Omit the pictures and output every entry below exactly as written.

-- START Records to process --

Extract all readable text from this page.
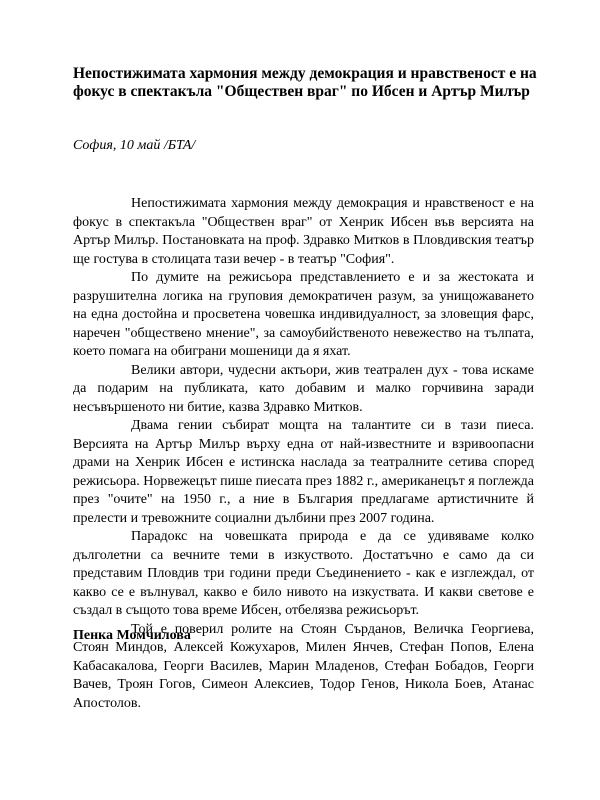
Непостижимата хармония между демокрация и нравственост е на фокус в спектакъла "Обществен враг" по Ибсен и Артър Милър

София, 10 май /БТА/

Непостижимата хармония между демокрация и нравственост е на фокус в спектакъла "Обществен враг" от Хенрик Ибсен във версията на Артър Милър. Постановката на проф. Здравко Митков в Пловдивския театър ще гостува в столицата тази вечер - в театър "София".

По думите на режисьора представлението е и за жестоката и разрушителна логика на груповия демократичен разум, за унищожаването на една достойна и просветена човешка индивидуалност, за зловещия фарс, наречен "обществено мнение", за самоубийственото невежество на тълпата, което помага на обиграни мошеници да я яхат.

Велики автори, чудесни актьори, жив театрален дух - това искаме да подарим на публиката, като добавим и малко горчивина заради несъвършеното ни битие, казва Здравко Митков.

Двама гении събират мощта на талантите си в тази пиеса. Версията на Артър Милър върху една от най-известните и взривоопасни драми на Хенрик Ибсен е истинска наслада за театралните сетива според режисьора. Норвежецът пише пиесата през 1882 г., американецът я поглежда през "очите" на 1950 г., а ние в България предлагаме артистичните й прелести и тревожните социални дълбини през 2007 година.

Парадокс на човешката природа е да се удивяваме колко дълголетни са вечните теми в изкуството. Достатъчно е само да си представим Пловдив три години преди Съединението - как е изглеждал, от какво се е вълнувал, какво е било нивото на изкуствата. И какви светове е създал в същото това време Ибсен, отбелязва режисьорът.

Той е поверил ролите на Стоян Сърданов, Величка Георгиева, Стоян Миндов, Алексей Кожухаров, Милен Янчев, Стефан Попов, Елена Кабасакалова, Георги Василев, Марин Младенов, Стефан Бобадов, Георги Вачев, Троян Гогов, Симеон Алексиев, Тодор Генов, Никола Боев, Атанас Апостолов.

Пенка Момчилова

-- END Records to process --

▸ Result of the task
Extract all readable text from this page.
Непостижимата хармония между демокрация и нравственост е на фокус в спектакъла "Обществен враг" по Ибсен и Артър Милър

София, 10 май /БТА/

Непостижимата хармония между демокрация и нравственост е на фокус в спектакъла "Обществен враг" от Хенрик Ибсен във версията на Артър Милър. Постановката на проф. Здравко Митков в Пловдивския театър ще гостува в столицата тази вечер - в театър "София".

По думите на режисьора представлението е и за жестоката и разрушителна логика на груповия демократичен разум, за унищожаването на една достойна и просветена човешка индивидуалност, за зловещия фарс, наречен "обществено мнение", за самоубийственото невежество на тълпата, което помага на обиграни мошеници да я яхат.

Велики автори, чудесни актьори, жив театрален дух - това искаме да подарим на публиката, като добавим и малко горчивина заради несъвършеното ни битие, казва Здравко Митков.

Двама гении събират мощта на талантите си в тази пиеса. Версията на Артър Милър върху една от най-известните и взривоопасни драми на Хенрик Ибсен е истинска наслада за театралните сетива според режисьора. Норвежецът пише пиесата през 1882 г., американецът я поглежда през "очите" на 1950 г., а ние в България предлагаме артистичните й прелести и тревожните социални дълбини през 2007 година.

Парадокс на човешката природа е да се удивяваме колко дълголетни са вечните теми в изкуството. Достатъчно е само да си представим Пловдив три години преди Съединението - как е изглеждал, от какво се е вълнувал, какво е било нивото на изкуствата. И какви светове е създал в същото това време Ибсен, отбелязва режисьорът.

Той е поверил ролите на Стоян Сърданов, Величка Георгиева, Стоян Миндов, Алексей Кожухаров, Милен Янчев, Стефан Попов, Елена Кабасакалова, Георги Василев, Марин Младенов, Стефан Бобадов, Георги Вачев, Троян Гогов, Симеон Алексиев, Тодор Генов, Никола Боев, Атанас Апостолов.

Пенка Момчилова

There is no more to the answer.